[start]

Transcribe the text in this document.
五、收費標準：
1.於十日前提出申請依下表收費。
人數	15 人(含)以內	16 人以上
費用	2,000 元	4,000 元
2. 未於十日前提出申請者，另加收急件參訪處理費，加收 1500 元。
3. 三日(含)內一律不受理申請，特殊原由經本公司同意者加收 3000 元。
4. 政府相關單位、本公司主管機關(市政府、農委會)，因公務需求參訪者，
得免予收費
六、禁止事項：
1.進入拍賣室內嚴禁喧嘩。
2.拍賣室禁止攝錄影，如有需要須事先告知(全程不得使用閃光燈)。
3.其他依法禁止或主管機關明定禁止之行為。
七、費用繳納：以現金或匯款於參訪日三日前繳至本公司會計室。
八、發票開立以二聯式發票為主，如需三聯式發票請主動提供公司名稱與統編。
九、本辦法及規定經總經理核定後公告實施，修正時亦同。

[end]

• [INSTRUCTIONS FOR THE TASK] Write out every line from the records above, word for word.

• [RESPONSE BELOW]
Transcribe the text in this document.
五、收費標準：
1.於十日前提出申請依下表收費。
人數	15 人(含)以內	16 人以上
費用	2,000 元	4,000 元
2. 未於十日前提出申請者，另加收急件參訪處理費，加收 1500 元。
3. 三日(含)內一律不受理申請，特殊原由經本公司同意者加收 3000 元。
4. 政府相關單位、本公司主管機關(市政府、農委會)，因公務需求參訪者，
得免予收費
六、禁止事項：
1.進入拍賣室內嚴禁喧嘩。
2.拍賣室禁止攝錄影，如有需要須事先告知(全程不得使用閃光燈)。
3.其他依法禁止或主管機關明定禁止之行為。
七、費用繳納：以現金或匯款於參訪日三日前繳至本公司會計室。
八、發票開立以二聯式發票為主，如需三聯式發票請主動提供公司名稱與統編。
九、本辦法及規定經總經理核定後公告實施，修正時亦同。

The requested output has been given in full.